-- START RECORDED INFORMATION --

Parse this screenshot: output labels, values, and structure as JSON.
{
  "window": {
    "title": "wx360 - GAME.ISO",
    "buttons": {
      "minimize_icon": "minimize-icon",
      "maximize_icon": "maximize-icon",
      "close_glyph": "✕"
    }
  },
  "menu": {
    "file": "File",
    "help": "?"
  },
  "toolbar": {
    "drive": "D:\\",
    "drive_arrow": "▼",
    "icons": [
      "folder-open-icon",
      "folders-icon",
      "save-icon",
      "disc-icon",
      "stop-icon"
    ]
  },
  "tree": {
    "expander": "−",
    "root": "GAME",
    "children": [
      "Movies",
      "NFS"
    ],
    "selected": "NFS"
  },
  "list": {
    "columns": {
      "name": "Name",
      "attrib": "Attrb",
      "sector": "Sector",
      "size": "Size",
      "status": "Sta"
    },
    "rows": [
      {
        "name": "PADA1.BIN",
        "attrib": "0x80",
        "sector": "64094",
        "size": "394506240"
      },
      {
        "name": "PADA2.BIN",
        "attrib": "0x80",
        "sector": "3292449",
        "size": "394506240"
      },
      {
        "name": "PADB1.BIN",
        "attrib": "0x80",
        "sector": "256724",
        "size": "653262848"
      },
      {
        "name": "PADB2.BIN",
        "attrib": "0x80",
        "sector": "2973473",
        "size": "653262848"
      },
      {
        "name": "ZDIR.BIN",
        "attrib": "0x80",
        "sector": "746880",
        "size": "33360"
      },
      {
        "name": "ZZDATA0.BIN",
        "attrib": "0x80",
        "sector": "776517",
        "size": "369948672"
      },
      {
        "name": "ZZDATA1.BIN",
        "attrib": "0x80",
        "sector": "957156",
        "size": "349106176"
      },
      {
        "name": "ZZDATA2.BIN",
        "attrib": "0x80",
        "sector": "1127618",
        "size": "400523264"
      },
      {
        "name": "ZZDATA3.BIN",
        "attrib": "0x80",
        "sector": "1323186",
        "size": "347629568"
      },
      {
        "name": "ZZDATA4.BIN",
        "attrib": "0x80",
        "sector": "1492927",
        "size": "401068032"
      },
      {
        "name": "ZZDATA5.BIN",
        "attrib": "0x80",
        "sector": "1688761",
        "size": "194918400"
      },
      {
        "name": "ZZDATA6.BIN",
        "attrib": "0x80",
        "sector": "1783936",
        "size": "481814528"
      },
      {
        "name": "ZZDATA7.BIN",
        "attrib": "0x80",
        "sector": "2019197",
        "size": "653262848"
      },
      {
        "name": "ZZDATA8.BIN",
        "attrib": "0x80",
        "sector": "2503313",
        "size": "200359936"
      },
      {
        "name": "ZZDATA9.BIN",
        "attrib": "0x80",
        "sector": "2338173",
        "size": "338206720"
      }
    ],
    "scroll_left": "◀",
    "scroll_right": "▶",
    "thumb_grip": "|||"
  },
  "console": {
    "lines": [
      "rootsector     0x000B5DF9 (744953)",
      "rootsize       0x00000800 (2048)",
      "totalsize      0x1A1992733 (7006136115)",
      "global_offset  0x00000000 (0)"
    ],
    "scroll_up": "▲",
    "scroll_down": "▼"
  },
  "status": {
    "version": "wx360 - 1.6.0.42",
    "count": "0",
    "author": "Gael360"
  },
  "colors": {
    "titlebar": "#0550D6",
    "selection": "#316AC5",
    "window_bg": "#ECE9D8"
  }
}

-- END RECORDED INFORMATION --

WHAT YOU SHOULD DO:
Your task is to print all of the records exactly.

IN RESPONSE:
Parse this screenshot: output labels, values, and structure as JSON.
{
  "window": {
    "title": "wx360 - GAME.ISO",
    "buttons": {
      "minimize_icon": "minimize-icon",
      "maximize_icon": "maximize-icon",
      "close_glyph": "✕"
    }
  },
  "menu": {
    "file": "File",
    "help": "?"
  },
  "toolbar": {
    "drive": "D:\\",
    "drive_arrow": "▼",
    "icons": [
      "folder-open-icon",
      "folders-icon",
      "save-icon",
      "disc-icon",
      "stop-icon"
    ]
  },
  "tree": {
    "expander": "−",
    "root": "GAME",
    "children": [
      "Movies",
      "NFS"
    ],
    "selected": "NFS"
  },
  "list": {
    "columns": {
      "name": "Name",
      "attrib": "Attrb",
      "sector": "Sector",
      "size": "Size",
      "status": "Sta"
    },
    "rows": [
      {
        "name": "PADA1.BIN",
        "attrib": "0x80",
        "sector": "64094",
        "size": "394506240"
      },
      {
        "name": "PADA2.BIN",
        "attrib": "0x80",
        "sector": "3292449",
        "size": "394506240"
      },
      {
        "name": "PADB1.BIN",
        "attrib": "0x80",
        "sector": "256724",
        "size": "653262848"
      },
      {
        "name": "PADB2.BIN",
        "attrib": "0x80",
        "sector": "2973473",
        "size": "653262848"
      },
      {
        "name": "ZDIR.BIN",
        "attrib": "0x80",
        "sector": "746880",
        "size": "33360"
      },
      {
        "name": "ZZDATA0.BIN",
        "attrib": "0x80",
        "sector": "776517",
        "size": "369948672"
      },
      {
        "name": "ZZDATA1.BIN",
        "attrib": "0x80",
        "sector": "957156",
        "size": "349106176"
      },
      {
        "name": "ZZDATA2.BIN",
        "attrib": "0x80",
        "sector": "1127618",
        "size": "400523264"
      },
      {
        "name": "ZZDATA3.BIN",
        "attrib": "0x80",
        "sector": "1323186",
        "size": "347629568"
      },
      {
        "name": "ZZDATA4.BIN",
        "attrib": "0x80",
        "sector": "1492927",
        "size": "401068032"
      },
      {
        "name": "ZZDATA5.BIN",
        "attrib": "0x80",
        "sector": "1688761",
        "size": "194918400"
      },
      {
        "name": "ZZDATA6.BIN",
        "attrib": "0x80",
        "sector": "1783936",
        "size": "481814528"
      },
      {
        "name": "ZZDATA7.BIN",
        "attrib": "0x80",
        "sector": "2019197",
        "size": "653262848"
      },
      {
        "name": "ZZDATA8.BIN",
        "attrib": "0x80",
        "sector": "2503313",
        "size": "200359936"
      },
      {
        "name": "ZZDATA9.BIN",
        "attrib": "0x80",
        "sector": "2338173",
        "size": "338206720"
      }
    ],
    "scroll_left": "◀",
    "scroll_right": "▶",
    "thumb_grip": "|||"
  },
  "console": {
    "lines": [
      "rootsector     0x000B5DF9 (744953)",
      "rootsize       0x00000800 (2048)",
      "totalsize      0x1A1992733 (7006136115)",
      "global_offset  0x00000000 (0)"
    ],
    "scroll_up": "▲",
    "scroll_down": "▼"
  },
  "status": {
    "version": "wx360 - 1.6.0.42",
    "count": "0",
    "author": "Gael360"
  },
  "colors": {
    "titlebar": "#0550D6",
    "selection": "#316AC5",
    "window_bg": "#ECE9D8"
  }
}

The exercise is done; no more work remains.